** START OF MATERIAL PROVIDED **

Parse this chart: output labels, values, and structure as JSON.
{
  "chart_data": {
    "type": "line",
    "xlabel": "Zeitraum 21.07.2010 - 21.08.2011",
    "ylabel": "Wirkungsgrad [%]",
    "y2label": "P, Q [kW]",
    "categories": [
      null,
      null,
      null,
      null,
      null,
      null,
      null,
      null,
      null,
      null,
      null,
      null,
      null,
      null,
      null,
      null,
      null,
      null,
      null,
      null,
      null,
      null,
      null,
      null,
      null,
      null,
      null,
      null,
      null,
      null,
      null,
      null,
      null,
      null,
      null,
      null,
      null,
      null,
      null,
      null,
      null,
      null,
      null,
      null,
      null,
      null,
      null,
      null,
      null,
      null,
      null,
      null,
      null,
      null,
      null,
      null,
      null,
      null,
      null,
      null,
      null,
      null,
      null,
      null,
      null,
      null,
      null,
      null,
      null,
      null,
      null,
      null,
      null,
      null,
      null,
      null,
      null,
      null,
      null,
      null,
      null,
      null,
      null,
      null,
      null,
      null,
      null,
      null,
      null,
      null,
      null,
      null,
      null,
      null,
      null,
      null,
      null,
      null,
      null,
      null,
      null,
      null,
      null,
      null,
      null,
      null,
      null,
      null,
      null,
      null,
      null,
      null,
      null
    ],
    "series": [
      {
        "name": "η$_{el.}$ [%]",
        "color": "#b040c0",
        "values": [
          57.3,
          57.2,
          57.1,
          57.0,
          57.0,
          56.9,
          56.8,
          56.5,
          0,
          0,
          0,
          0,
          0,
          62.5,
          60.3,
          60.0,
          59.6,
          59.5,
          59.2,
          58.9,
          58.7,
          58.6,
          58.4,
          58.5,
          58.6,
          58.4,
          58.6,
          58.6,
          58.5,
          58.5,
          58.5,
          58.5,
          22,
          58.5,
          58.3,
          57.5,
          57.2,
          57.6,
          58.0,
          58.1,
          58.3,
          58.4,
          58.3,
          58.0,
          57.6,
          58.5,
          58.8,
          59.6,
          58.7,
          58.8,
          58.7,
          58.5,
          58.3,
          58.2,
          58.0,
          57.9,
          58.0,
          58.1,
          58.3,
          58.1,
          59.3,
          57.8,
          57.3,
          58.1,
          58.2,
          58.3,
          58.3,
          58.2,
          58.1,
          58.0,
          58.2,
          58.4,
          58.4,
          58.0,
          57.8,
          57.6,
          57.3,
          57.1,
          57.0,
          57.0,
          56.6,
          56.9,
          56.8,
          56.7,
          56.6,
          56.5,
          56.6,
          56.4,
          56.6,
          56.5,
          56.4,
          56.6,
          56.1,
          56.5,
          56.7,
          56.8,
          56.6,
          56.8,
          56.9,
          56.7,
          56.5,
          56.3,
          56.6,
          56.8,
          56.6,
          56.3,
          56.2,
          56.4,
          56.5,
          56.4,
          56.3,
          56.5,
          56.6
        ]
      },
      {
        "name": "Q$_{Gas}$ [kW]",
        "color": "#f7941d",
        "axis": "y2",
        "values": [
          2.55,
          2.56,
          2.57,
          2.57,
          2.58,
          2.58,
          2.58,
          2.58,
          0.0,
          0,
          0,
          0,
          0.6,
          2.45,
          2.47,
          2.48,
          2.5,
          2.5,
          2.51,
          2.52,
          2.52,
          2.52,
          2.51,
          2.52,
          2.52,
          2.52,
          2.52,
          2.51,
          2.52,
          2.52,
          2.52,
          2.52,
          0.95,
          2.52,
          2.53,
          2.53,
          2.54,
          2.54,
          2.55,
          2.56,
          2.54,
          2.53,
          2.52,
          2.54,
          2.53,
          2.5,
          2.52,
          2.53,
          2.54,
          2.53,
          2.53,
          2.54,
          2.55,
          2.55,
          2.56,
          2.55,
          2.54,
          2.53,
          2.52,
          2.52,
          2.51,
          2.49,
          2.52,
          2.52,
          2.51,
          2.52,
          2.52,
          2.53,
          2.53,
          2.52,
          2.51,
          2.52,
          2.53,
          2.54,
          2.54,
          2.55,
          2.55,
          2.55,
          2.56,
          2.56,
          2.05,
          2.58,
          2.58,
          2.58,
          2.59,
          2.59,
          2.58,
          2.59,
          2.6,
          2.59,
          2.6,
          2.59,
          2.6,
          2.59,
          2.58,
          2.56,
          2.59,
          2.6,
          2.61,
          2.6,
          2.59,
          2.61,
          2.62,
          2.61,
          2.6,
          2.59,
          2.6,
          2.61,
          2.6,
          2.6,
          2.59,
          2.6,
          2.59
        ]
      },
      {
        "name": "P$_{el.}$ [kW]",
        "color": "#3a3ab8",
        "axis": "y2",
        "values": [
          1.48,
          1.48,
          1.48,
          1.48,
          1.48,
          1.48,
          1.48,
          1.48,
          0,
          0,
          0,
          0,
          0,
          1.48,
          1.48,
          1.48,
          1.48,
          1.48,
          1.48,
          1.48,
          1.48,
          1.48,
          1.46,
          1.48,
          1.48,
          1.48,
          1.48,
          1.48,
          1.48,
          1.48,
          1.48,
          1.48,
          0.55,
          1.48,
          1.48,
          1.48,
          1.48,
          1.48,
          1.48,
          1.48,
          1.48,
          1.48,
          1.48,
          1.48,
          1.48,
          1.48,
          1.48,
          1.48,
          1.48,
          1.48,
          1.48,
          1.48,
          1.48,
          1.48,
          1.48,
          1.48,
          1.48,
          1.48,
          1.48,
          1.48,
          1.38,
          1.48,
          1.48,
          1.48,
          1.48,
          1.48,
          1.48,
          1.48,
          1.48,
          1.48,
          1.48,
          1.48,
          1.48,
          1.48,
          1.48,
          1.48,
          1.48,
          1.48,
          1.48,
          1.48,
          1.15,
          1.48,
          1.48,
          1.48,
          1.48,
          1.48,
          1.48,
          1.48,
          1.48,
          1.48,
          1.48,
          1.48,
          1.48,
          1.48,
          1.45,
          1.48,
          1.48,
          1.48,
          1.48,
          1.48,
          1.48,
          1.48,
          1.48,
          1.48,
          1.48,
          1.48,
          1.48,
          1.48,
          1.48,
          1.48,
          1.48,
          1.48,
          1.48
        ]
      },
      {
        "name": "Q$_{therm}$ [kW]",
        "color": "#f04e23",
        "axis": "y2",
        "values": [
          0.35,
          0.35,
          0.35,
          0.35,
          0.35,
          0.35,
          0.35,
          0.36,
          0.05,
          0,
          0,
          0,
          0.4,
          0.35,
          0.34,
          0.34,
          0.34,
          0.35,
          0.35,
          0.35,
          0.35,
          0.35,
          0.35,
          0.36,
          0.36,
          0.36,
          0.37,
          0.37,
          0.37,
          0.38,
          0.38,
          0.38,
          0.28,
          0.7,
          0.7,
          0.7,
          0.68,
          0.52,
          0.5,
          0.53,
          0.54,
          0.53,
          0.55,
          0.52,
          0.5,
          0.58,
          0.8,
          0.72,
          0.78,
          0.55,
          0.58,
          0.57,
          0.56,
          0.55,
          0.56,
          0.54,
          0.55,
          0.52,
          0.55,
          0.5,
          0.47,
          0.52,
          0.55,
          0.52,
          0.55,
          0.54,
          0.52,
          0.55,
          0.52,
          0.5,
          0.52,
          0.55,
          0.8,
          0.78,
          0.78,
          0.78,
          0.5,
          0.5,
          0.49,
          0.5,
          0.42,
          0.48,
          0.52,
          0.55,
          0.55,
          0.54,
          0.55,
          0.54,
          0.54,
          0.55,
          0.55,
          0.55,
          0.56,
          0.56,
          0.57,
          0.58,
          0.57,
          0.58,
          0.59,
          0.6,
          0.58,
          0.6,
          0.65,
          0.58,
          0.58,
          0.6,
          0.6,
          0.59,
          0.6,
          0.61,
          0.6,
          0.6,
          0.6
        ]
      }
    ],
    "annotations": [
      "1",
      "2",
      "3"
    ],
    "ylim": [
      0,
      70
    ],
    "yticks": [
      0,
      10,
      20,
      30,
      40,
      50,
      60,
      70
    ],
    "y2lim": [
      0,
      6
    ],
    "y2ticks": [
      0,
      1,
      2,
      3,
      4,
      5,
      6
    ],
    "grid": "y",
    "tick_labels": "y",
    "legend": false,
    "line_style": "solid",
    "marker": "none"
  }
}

** END OF MATERIAL PROVIDED **

#### WRITTEN TASK:
State the number of lines in these entries that include the string "name". Provide nothing beyond that number.

#### REPLY TO THE TASK:
4